Spatial annotation entries:
Begin
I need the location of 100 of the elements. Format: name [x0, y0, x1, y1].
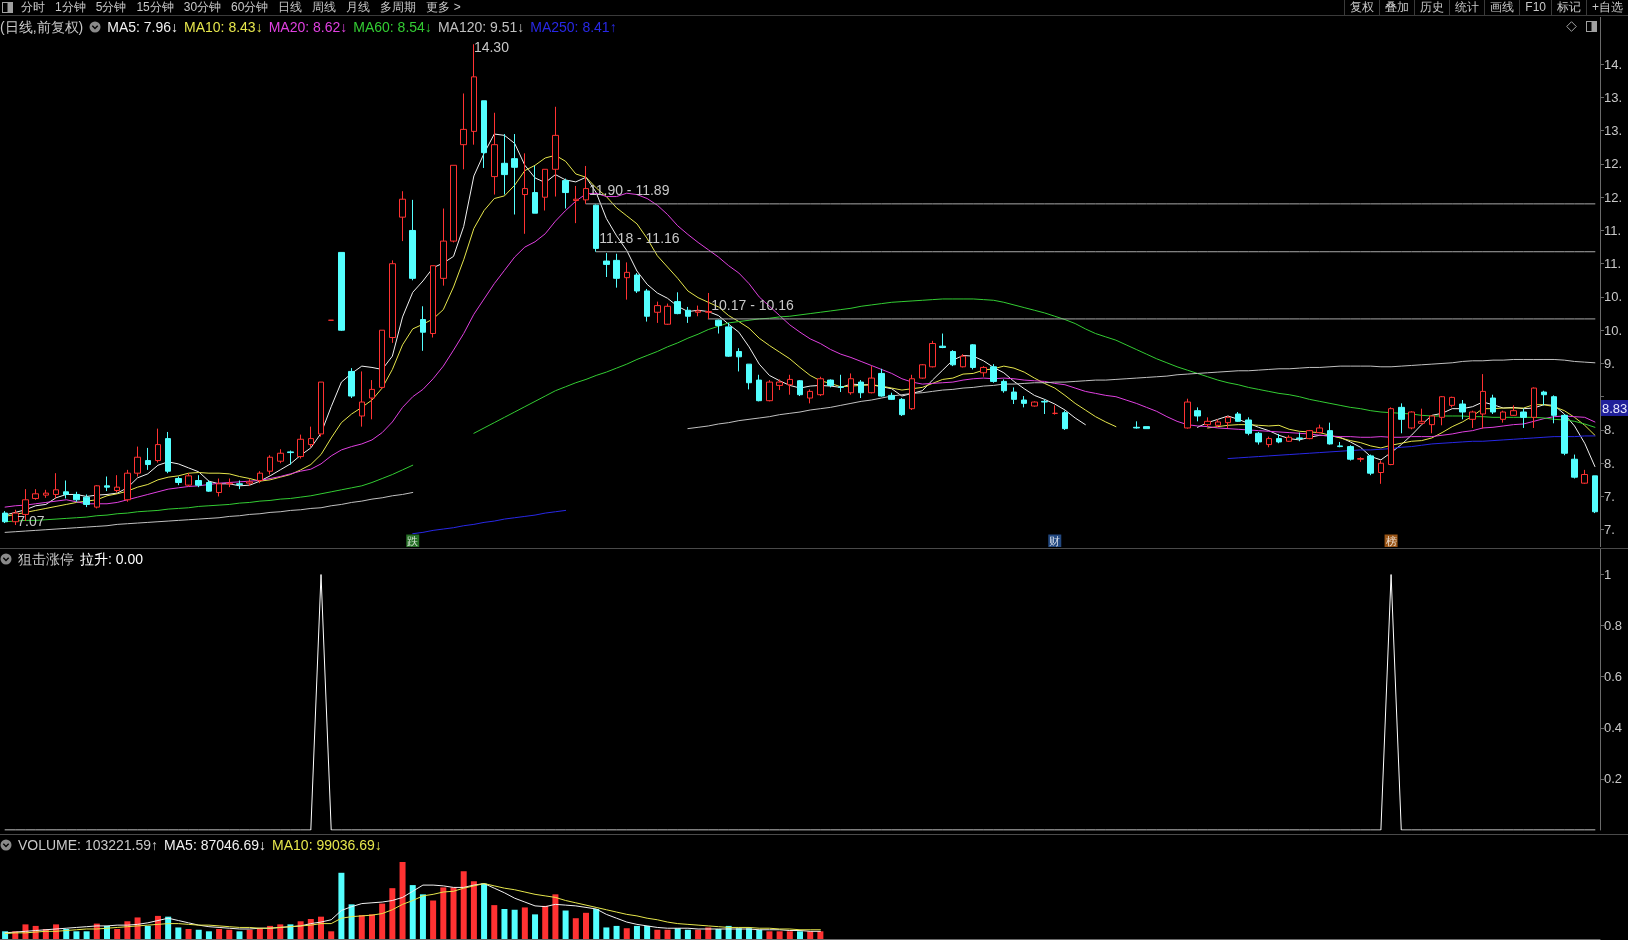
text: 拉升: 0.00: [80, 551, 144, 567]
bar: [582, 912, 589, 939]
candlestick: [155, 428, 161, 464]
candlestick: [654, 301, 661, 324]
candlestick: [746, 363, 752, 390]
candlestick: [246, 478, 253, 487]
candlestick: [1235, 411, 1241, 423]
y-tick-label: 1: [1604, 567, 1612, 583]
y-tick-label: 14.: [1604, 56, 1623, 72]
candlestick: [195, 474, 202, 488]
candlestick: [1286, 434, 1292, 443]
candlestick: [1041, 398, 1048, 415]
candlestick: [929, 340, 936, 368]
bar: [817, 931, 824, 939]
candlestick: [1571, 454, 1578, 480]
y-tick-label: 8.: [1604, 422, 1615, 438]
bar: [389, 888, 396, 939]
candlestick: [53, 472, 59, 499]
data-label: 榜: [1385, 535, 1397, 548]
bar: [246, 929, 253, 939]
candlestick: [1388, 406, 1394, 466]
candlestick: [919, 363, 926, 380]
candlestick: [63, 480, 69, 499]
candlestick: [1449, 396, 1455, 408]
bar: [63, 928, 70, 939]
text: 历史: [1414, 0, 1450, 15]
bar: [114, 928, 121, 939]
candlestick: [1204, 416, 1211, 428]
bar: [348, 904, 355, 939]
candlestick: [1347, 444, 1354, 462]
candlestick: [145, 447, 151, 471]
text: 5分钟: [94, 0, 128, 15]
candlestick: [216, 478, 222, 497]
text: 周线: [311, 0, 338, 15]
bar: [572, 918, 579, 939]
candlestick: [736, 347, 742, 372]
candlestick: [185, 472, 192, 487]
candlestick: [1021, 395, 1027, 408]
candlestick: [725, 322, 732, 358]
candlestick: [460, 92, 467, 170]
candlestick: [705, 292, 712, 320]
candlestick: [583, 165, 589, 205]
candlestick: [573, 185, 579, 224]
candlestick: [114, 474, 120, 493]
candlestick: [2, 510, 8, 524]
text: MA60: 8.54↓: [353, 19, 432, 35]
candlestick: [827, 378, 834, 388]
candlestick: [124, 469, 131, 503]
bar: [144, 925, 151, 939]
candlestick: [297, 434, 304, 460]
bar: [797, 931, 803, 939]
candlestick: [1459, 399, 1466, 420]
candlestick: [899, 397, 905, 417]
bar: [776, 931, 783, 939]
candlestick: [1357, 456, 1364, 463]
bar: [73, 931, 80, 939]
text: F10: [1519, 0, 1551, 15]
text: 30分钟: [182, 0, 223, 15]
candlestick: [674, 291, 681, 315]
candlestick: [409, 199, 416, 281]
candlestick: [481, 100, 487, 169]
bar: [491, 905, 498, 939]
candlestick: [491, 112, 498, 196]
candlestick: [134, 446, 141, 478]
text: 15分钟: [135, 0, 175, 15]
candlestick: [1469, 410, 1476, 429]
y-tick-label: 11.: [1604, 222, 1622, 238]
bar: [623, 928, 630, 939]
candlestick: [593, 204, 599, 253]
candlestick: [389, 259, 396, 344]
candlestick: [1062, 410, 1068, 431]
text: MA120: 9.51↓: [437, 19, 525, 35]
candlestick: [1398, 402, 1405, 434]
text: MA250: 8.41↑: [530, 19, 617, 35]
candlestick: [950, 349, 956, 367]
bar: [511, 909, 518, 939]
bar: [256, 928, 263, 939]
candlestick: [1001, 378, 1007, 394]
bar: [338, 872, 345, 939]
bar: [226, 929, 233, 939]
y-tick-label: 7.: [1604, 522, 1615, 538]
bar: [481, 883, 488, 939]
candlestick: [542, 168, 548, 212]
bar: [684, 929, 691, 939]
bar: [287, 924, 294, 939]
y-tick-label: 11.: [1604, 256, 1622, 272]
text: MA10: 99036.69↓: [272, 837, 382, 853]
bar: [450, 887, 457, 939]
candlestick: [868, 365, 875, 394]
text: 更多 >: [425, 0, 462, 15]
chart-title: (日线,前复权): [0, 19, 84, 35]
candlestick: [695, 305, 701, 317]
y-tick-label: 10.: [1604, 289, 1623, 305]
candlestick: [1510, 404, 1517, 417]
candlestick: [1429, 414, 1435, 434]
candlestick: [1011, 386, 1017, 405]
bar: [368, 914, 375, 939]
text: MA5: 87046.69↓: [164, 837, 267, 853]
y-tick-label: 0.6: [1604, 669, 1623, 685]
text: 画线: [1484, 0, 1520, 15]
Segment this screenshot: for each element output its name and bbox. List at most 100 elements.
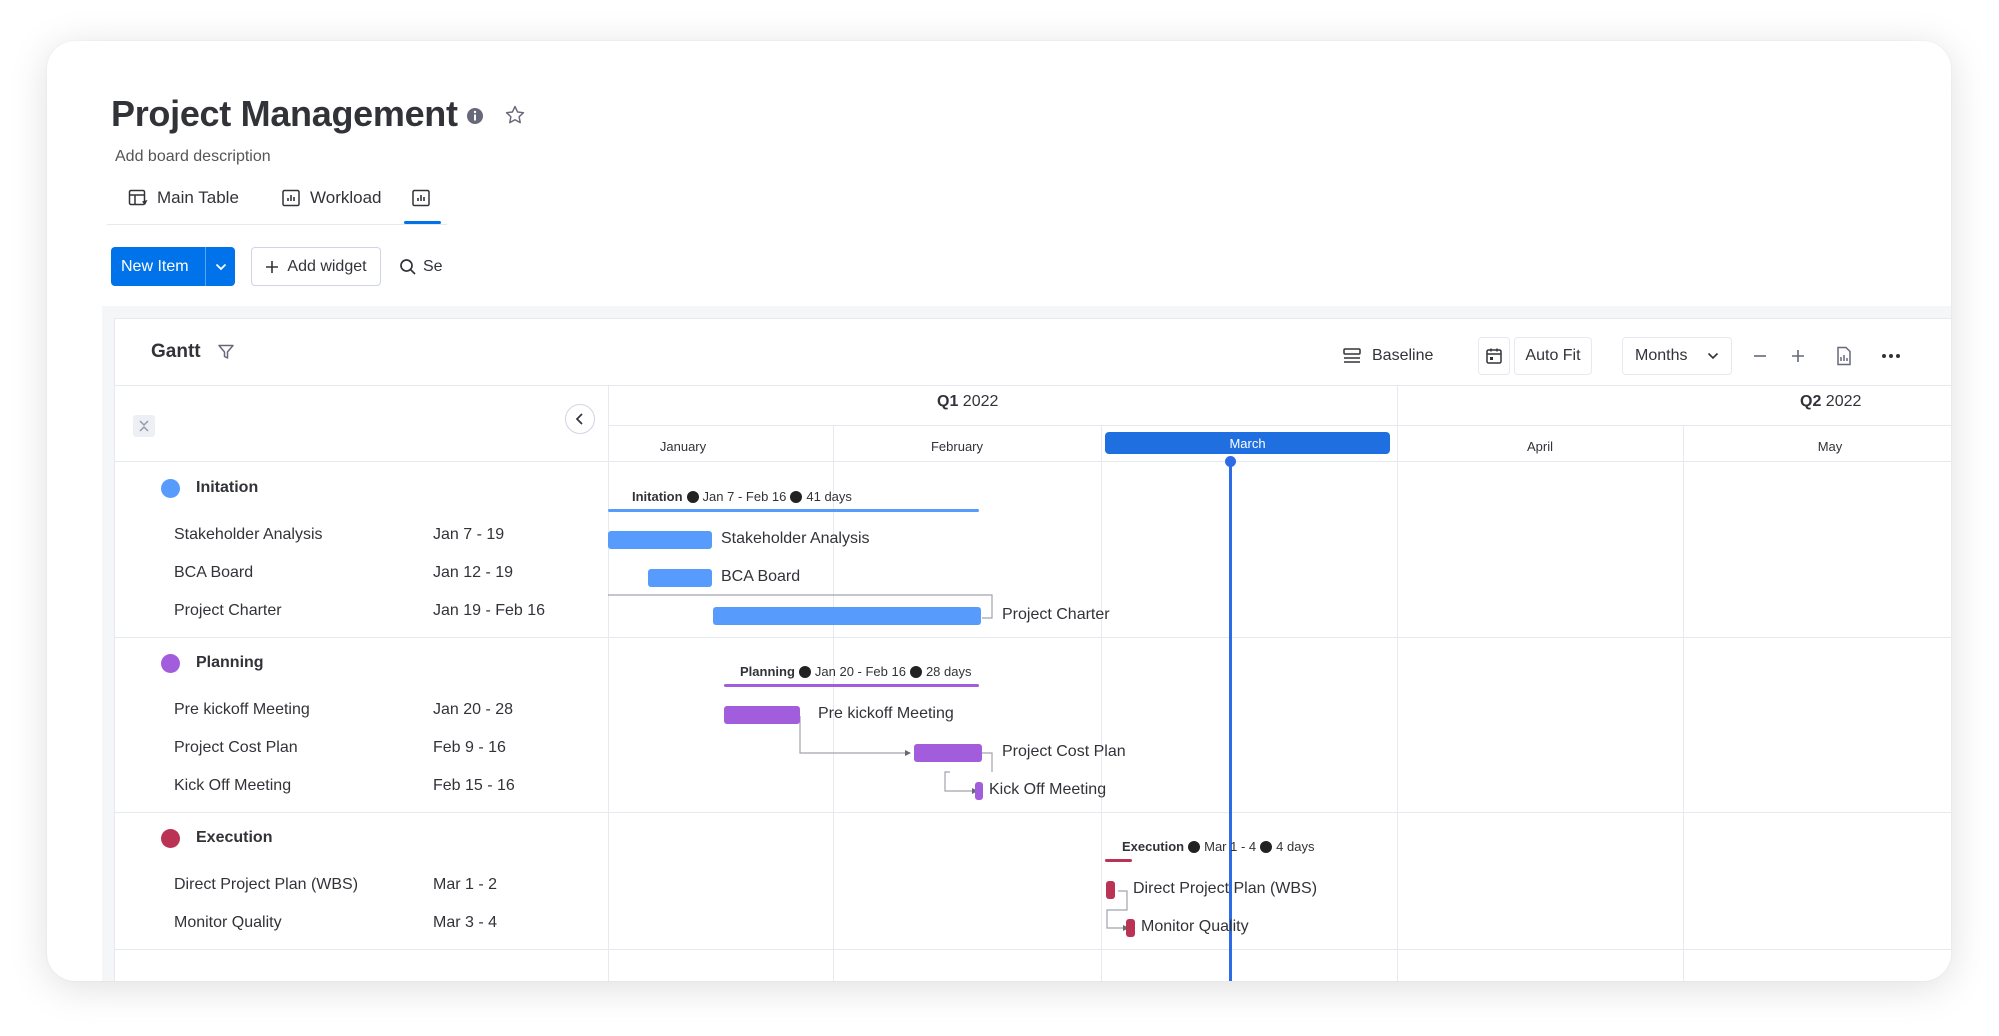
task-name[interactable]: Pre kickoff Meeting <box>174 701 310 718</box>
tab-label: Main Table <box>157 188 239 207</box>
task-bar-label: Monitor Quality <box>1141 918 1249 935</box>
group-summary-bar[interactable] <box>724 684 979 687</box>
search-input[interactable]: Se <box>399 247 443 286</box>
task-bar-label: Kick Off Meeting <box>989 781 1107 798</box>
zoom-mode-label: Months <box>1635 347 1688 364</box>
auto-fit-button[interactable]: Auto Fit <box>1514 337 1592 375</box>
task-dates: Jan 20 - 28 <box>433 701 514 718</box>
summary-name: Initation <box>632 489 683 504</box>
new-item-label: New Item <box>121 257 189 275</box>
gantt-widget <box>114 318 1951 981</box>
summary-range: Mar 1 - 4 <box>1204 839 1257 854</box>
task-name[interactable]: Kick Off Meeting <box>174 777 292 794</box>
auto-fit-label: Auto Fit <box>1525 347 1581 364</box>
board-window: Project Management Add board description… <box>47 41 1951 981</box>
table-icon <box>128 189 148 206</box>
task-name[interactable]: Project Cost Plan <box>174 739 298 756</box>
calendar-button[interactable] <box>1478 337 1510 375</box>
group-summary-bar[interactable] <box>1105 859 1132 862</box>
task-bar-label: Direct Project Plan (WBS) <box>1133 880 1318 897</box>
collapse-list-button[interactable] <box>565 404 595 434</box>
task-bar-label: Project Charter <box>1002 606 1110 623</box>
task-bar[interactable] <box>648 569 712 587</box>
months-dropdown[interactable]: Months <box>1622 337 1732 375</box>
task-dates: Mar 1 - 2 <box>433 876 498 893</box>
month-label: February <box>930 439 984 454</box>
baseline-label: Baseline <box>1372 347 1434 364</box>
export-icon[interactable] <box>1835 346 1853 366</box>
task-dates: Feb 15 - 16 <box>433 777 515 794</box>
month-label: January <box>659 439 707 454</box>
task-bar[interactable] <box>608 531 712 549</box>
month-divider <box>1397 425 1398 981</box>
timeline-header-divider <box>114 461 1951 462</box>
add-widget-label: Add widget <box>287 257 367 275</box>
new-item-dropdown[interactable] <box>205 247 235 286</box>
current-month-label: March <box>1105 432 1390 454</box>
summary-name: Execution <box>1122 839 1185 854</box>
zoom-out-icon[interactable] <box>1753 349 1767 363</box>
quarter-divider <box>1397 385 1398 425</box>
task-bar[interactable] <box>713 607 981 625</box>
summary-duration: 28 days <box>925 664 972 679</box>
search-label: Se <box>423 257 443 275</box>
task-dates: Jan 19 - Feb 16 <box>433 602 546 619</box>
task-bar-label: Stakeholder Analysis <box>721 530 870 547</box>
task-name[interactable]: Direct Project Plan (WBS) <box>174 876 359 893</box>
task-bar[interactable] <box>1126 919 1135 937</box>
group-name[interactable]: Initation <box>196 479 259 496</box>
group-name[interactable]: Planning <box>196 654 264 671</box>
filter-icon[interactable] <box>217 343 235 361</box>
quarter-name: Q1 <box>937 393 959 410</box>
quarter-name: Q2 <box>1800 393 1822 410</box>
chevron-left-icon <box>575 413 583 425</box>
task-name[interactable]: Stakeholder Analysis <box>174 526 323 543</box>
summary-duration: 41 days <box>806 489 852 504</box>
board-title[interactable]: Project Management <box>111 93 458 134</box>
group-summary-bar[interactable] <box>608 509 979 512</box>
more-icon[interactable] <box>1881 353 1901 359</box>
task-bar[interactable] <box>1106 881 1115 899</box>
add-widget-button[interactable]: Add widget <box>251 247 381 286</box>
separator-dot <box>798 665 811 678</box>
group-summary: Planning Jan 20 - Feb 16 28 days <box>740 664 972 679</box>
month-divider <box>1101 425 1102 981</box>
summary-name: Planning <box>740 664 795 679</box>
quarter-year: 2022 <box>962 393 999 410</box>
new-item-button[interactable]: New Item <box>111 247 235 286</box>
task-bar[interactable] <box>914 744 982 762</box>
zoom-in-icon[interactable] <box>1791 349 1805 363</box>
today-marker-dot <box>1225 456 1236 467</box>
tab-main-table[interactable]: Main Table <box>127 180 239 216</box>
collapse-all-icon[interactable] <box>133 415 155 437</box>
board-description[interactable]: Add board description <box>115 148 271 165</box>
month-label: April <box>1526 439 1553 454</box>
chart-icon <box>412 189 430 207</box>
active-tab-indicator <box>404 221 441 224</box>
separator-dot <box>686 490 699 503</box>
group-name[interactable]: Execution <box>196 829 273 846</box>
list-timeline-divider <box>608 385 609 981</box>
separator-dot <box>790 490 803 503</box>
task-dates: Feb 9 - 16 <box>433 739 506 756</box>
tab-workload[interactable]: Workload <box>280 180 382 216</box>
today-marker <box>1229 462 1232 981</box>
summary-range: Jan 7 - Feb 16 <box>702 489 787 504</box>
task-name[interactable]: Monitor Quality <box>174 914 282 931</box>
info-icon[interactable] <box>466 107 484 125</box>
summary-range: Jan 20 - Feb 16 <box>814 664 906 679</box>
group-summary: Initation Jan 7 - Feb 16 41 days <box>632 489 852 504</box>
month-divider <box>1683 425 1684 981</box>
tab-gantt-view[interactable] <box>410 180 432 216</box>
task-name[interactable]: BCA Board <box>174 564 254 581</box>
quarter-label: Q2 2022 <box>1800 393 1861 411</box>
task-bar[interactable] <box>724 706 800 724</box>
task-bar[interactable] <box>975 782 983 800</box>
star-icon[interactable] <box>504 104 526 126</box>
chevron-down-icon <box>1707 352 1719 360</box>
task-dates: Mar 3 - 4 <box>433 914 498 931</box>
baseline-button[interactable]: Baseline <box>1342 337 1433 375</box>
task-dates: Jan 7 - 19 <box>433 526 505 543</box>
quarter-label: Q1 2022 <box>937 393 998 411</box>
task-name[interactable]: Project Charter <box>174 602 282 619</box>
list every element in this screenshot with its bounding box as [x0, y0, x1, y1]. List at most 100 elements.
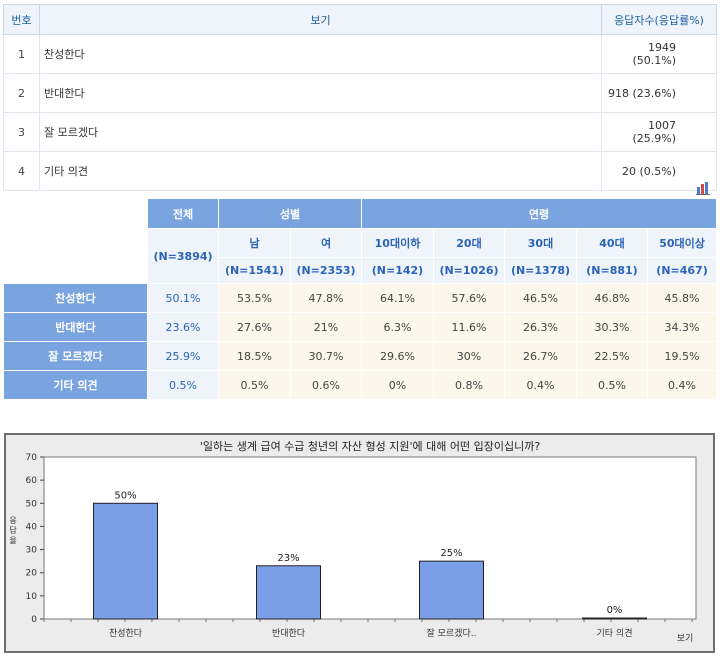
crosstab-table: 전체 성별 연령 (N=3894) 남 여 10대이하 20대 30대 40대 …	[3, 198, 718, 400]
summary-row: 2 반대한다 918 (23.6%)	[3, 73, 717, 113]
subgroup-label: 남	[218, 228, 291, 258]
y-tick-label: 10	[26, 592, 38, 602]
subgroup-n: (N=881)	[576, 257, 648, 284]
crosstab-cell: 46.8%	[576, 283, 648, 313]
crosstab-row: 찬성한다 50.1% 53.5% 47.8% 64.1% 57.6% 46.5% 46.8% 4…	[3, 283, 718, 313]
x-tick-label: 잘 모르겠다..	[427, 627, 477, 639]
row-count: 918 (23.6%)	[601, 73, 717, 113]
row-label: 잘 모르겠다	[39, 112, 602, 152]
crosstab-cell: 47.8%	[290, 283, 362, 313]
End
Exercise brief: Reproduce verbatim every line of the records from the one containing "task-name[interactable]: Pre kickoff" down to the one containing "table-icon <box>128 189 148 206</box>", including both of those lines.

Result of the exercise:
task-name[interactable]: Pre kickoff Meeting <box>174 701 310 718</box>
tab-label: Main Table <box>157 188 239 207</box>
task-bar-label: Monitor Quality <box>1141 918 1249 935</box>
group-summary-bar[interactable] <box>724 684 979 687</box>
search-input[interactable]: Se <box>399 247 443 286</box>
task-bar-label: Kick Off Meeting <box>989 781 1107 798</box>
zoom-mode-label: Months <box>1635 347 1688 364</box>
auto-fit-button[interactable]: Auto Fit <box>1514 337 1592 375</box>
task-dates: Jan 20 - 28 <box>433 701 514 718</box>
summary-name: Initation <box>632 489 683 504</box>
new-item-label: New Item <box>121 257 189 275</box>
gantt-widget <box>114 318 1951 981</box>
summary-range: Mar 1 - 4 <box>1204 839 1257 854</box>
task-name[interactable]: Kick Off Meeting <box>174 777 292 794</box>
auto-fit-label: Auto Fit <box>1525 347 1581 364</box>
board-window: Project Management Add board description… <box>47 41 1951 981</box>
table-icon <box>128 189 148 206</box>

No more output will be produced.